■ **Problem to work on**:
Copy each record exactly as it reads, leaving out any pictures it holds.

■ **Records for processing**:

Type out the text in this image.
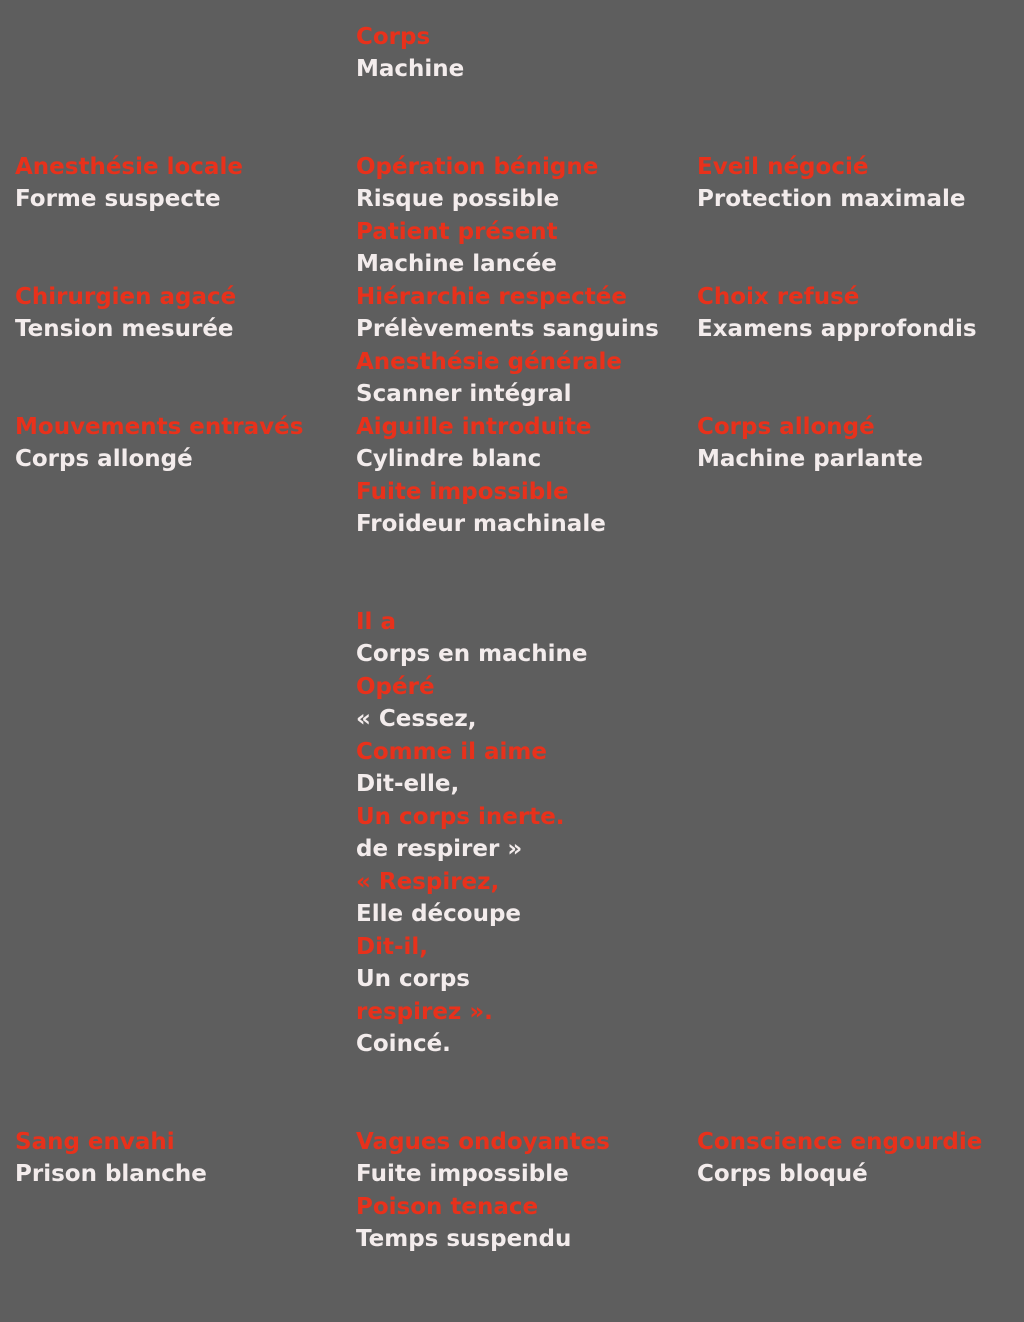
Corps
Machine
Anesthésie locale
Forme suspecte
Chirurgien agacé
Tension mesurée
Mouvements entravés
Corps allongé
Opération bénigne
Risque possible
Patient présent
Machine lancée
Hiérarchie respectée
Prélèvements sanguins
Anesthésie générale
Scanner intégral
Aiguille introduite
Cylindre blanc
Fuite impossible
Froideur machinale
Eveil négocié
Protection maximale
Choix refusé
Examens approfondis
Corps allongé
Machine parlante
Il a
Corps en machine
Opéré
« Cessez,
Comme il aime
Dit-elle,
Un corps inerte.
de respirer »
« Respirez,
Elle découpe
Dit-il,
Un corps
respirez ».
Coincé.
Sang envahi
Prison blanche
Vagues ondoyantes
Fuite impossible
Poison tenace
Temps suspendu
Conscience engourdie
Corps bloqué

■ **Completed exercise**:
Type out the text in this image.
Corps
Machine
Anesthésie locale
Forme suspecte
Chirurgien agacé
Tension mesurée
Mouvements entravés
Corps allongé
Opération bénigne
Risque possible
Patient présent
Machine lancée
Hiérarchie respectée
Prélèvements sanguins
Anesthésie générale
Scanner intégral
Aiguille introduite
Cylindre blanc
Fuite impossible
Froideur machinale
Eveil négocié
Protection maximale
Choix refusé
Examens approfondis
Corps allongé
Machine parlante
Il a
Corps en machine
Opéré
« Cessez,
Comme il aime
Dit-elle,
Un corps inerte.
de respirer »
« Respirez,
Elle découpe
Dit-il,
Un corps
respirez ».
Coincé.
Sang envahi
Prison blanche
Vagues ondoyantes
Fuite impossible
Poison tenace
Temps suspendu
Conscience engourdie
Corps bloqué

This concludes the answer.